#### Given task:
Copy out all the lines in the records that include the word "正确的是".

#### Records for processing:

* BEGIN *

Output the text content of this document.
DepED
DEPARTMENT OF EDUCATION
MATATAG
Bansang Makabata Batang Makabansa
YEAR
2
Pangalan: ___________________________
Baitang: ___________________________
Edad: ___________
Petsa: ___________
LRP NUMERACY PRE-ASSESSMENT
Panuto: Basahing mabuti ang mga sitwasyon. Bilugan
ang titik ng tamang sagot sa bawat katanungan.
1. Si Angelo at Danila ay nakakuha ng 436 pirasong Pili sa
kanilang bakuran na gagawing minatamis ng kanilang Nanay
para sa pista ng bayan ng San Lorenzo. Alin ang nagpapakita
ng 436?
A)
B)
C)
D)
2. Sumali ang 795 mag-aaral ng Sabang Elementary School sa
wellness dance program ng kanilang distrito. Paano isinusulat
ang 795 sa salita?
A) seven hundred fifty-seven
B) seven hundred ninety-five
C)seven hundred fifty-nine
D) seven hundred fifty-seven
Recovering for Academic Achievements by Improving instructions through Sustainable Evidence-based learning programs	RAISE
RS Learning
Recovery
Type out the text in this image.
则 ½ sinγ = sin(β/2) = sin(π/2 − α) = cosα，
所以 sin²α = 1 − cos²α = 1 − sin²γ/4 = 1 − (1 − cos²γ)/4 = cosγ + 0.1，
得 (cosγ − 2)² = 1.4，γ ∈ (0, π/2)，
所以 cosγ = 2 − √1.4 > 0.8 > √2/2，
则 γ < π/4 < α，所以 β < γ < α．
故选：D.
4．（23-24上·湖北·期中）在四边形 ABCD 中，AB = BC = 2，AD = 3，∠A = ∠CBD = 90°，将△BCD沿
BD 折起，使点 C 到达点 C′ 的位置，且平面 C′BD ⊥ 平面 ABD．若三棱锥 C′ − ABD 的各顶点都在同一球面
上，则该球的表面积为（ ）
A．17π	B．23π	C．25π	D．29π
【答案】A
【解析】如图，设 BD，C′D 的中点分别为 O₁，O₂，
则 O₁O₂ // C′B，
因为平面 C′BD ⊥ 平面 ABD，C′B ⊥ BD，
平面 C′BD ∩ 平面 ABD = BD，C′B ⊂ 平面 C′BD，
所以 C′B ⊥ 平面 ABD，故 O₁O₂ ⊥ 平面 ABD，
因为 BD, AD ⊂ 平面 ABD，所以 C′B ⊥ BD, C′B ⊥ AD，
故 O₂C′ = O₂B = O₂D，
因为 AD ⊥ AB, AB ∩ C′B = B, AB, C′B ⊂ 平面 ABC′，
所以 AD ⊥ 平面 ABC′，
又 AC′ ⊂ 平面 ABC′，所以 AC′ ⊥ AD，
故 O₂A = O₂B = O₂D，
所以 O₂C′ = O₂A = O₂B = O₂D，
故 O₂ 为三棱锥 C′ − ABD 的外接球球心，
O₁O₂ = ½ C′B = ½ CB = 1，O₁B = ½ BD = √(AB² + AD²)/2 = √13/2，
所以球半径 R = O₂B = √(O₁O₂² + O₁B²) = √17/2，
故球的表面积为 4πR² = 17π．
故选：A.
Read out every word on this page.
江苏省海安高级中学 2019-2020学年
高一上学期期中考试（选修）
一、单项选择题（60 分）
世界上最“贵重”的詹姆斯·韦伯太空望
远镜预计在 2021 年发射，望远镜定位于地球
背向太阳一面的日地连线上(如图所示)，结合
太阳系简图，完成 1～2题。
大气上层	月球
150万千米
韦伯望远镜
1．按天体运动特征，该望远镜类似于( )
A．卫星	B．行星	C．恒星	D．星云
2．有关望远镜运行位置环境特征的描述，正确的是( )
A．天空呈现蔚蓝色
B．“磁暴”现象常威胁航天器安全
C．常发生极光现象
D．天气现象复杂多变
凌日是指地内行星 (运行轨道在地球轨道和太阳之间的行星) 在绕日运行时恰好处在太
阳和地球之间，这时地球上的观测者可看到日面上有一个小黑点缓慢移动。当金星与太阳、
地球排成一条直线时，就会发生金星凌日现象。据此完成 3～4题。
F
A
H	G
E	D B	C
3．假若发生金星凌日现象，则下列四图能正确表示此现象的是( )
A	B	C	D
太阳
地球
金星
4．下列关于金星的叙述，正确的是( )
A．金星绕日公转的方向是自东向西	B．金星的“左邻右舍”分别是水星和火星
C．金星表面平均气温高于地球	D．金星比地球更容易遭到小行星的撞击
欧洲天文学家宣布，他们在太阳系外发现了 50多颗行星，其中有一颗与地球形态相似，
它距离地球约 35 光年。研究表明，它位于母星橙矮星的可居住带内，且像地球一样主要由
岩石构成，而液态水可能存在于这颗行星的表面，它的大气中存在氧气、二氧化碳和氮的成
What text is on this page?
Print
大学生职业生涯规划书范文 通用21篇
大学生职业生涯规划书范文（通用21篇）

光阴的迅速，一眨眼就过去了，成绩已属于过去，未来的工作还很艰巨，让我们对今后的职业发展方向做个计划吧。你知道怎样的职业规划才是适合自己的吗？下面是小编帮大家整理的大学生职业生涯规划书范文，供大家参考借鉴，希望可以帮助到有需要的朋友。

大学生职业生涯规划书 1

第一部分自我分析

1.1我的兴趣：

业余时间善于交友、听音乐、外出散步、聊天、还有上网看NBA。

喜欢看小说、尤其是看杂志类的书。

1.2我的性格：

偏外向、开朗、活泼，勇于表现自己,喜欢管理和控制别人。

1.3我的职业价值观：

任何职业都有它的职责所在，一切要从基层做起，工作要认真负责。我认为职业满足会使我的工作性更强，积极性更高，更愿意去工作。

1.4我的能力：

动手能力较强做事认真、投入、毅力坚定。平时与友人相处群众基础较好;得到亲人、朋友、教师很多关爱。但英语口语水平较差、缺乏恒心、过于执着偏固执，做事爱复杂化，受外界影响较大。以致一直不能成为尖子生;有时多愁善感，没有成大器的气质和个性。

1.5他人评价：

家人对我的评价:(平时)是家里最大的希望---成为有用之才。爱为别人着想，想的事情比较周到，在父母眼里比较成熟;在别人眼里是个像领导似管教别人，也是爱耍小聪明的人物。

* END *

#### Output below:
2．有关望远镜运行位置环境特征的描述，正确的是( )
4．下列关于金星的叙述，正确的是( )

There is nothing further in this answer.